Filter out everything except lines holding "главной".

Dataset extract:
————
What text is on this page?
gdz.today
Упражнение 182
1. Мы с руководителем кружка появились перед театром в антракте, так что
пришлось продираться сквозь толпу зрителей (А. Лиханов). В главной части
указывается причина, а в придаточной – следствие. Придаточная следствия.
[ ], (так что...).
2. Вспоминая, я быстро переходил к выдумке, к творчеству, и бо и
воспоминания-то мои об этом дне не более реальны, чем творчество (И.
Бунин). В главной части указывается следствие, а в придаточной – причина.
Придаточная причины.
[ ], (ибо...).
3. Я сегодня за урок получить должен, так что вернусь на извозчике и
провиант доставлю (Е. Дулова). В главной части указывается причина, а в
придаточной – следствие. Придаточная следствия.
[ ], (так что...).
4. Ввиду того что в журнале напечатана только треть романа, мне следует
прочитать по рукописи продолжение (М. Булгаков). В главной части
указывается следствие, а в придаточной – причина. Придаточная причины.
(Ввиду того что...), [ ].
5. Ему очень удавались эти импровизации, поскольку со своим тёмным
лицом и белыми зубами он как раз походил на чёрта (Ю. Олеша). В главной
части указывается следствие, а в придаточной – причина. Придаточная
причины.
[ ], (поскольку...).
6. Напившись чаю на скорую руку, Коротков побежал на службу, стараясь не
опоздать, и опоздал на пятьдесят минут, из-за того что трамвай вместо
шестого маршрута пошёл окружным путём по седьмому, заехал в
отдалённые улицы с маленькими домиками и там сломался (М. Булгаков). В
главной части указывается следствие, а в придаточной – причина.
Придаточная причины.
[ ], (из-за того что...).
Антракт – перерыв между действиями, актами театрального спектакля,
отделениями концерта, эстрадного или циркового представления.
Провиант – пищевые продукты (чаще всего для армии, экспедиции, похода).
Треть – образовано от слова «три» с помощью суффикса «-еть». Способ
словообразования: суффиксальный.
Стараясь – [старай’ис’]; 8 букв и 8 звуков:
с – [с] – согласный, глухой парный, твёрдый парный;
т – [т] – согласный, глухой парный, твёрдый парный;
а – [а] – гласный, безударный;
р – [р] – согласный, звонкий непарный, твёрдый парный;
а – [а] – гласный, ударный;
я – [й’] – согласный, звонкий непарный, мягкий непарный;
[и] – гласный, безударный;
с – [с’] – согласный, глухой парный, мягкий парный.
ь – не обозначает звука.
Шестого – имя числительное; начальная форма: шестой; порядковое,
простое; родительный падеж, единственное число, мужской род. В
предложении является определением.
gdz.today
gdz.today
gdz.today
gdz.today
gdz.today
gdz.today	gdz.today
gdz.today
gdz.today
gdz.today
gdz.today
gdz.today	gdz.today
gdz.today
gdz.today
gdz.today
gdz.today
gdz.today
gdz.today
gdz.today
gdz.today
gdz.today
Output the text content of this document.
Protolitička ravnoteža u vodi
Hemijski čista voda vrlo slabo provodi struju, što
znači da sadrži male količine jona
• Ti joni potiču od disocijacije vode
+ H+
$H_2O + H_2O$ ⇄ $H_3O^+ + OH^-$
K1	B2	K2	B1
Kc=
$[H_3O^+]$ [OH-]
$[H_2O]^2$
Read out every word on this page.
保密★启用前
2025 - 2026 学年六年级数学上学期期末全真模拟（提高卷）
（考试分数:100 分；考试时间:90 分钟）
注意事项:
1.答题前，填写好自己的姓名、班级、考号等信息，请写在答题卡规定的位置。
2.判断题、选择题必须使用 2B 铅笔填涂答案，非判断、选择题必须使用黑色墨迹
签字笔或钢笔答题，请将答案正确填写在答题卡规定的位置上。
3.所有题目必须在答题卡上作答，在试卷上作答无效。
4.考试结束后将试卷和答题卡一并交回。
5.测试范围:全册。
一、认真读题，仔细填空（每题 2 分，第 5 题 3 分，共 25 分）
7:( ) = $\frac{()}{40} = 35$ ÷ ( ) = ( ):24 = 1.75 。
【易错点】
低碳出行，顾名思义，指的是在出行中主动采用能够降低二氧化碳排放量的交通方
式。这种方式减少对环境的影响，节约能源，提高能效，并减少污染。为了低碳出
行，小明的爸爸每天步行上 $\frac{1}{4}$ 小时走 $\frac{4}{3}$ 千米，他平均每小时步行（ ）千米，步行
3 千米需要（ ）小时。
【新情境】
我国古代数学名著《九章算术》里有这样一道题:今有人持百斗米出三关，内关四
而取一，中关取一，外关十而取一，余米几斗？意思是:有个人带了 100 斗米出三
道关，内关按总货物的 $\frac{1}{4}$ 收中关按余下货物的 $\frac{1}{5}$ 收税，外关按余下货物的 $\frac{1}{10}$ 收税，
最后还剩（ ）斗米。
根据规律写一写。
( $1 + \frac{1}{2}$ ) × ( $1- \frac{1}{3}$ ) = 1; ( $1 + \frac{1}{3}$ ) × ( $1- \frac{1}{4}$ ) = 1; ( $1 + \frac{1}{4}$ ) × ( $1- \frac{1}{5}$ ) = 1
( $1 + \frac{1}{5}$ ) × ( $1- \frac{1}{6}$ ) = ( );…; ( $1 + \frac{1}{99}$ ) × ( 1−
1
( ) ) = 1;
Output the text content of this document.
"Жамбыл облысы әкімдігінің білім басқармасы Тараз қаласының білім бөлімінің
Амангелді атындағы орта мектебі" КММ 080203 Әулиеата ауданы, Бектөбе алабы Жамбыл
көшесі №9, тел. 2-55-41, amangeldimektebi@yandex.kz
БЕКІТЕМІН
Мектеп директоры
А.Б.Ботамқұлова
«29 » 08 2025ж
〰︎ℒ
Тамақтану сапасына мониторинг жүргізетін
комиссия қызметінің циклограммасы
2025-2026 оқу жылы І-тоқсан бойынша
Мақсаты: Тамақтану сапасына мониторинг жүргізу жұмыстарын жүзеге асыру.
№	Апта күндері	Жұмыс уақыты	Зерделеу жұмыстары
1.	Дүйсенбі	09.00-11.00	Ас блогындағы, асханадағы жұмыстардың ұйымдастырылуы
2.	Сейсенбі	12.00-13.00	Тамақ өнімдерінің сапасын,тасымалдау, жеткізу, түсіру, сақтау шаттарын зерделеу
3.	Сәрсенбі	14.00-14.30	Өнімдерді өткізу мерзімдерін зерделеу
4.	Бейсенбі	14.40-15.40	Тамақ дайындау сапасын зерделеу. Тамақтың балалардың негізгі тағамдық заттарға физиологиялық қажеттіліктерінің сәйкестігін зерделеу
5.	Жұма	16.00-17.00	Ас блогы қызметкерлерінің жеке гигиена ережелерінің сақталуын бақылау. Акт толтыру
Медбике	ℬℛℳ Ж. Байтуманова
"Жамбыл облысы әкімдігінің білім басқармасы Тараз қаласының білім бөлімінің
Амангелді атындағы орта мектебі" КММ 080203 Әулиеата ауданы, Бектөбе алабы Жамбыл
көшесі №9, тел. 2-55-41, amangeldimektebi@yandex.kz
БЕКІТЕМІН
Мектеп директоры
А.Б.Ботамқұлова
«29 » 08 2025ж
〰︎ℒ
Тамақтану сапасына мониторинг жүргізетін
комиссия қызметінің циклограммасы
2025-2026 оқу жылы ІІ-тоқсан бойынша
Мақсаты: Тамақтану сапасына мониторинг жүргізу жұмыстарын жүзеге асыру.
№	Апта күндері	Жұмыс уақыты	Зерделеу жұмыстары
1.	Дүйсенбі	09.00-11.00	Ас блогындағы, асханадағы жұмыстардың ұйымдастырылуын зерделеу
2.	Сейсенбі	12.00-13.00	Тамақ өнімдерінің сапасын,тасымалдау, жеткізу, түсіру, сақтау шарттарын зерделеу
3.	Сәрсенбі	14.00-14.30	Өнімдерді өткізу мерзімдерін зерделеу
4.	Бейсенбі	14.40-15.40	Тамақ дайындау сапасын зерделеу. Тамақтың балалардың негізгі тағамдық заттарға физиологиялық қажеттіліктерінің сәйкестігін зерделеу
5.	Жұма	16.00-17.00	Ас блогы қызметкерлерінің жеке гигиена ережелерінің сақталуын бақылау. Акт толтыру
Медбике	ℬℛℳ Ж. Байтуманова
————
In response:
пришлось продираться сквозь толпу зрителей (А. Лиханов). В главной части
Бунин). В главной части указывается следствие, а в придаточной – причина.
провиант доставлю (Е. Дулова). В главной части указывается причина, а в
прочитать по рукописи продолжение (М. Булгаков). В главной части
лицом и белыми зубами он как раз походил на чёрта (Ю. Олеша). В главной
главной части указывается следствие, а в придаточной – причина.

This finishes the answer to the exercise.